**Supplied material**
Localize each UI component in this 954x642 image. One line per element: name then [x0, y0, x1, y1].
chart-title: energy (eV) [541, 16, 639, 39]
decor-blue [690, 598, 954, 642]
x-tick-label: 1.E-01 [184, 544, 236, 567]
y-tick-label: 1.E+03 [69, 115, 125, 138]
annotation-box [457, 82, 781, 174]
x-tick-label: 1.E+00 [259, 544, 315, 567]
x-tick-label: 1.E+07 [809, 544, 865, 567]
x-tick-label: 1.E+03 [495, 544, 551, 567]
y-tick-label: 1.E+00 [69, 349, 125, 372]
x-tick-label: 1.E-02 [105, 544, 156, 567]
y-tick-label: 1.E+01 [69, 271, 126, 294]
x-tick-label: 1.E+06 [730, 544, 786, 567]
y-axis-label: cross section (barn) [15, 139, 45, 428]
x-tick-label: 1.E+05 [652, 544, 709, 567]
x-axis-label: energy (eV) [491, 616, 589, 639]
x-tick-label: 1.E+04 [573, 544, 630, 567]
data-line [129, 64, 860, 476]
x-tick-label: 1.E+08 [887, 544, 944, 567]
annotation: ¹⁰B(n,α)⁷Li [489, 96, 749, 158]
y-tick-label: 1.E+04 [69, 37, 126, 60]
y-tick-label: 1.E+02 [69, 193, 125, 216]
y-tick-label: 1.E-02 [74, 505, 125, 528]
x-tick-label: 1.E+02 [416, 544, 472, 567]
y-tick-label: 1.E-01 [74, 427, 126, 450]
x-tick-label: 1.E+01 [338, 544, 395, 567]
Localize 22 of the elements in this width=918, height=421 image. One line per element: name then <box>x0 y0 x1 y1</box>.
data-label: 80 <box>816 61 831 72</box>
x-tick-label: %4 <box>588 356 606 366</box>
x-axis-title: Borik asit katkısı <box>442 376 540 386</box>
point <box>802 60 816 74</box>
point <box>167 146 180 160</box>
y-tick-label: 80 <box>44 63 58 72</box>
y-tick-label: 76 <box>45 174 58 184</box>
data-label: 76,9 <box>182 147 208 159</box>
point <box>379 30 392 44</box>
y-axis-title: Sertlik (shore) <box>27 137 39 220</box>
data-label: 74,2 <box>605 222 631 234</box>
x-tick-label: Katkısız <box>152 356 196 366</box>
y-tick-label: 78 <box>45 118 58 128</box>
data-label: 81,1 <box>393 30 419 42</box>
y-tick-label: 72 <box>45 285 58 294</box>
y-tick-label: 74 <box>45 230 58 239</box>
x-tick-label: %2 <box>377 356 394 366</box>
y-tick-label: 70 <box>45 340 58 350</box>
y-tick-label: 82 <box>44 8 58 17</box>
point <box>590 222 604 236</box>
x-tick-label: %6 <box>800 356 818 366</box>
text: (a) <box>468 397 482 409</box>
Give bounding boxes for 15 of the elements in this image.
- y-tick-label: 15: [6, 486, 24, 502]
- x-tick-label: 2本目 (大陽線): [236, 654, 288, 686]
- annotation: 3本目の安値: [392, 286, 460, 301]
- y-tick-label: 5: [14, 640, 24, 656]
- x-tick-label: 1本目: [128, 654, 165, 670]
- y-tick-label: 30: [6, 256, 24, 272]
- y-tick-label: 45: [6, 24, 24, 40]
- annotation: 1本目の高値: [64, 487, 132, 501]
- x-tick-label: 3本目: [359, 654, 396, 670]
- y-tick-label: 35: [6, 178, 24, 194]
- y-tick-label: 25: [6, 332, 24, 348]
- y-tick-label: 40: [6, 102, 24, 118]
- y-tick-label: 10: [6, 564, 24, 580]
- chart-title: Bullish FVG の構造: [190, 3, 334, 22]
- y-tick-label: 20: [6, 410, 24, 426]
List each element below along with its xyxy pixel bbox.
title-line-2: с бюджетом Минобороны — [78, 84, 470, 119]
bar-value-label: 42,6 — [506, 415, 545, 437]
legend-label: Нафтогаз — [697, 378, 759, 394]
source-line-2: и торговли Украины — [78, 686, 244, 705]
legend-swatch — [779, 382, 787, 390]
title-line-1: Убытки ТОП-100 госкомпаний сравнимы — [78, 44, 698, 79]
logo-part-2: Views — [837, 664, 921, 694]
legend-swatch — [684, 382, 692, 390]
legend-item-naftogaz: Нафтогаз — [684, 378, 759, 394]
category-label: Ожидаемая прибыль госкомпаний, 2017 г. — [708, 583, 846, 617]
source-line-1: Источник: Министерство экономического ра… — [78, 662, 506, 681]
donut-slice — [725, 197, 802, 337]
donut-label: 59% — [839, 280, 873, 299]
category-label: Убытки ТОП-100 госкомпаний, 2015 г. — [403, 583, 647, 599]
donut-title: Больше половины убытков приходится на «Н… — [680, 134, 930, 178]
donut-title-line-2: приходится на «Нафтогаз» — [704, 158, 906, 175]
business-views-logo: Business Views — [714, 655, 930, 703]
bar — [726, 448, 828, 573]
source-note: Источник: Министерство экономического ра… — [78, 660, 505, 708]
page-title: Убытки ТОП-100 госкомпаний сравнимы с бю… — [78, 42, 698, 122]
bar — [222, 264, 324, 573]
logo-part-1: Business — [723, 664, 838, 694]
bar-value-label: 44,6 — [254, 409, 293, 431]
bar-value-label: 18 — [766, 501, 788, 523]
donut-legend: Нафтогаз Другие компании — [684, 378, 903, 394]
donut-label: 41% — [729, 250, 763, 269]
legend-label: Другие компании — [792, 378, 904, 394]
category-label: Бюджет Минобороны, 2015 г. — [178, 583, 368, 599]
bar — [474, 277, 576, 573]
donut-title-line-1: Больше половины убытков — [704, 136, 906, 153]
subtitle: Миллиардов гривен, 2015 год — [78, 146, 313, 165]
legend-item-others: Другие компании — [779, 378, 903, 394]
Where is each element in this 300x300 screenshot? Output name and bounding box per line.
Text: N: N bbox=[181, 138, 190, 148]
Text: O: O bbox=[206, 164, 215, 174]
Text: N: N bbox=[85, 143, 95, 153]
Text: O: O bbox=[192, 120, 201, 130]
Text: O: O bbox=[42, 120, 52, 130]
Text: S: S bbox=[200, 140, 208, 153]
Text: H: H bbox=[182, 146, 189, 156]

**What to do**
Copy out the records again, from their first line through the line containing "annotation-box [457, 82, 781, 174]", with both of those lines included.

**The output**
Localize each UI component in this 954x642 image. One line per element: name then [x0, y0, x1, y1].
chart-title: energy (eV) [541, 16, 639, 39]
decor-blue [690, 598, 954, 642]
x-tick-label: 1.E-01 [184, 544, 236, 567]
y-tick-label: 1.E+03 [69, 115, 125, 138]
annotation-box [457, 82, 781, 174]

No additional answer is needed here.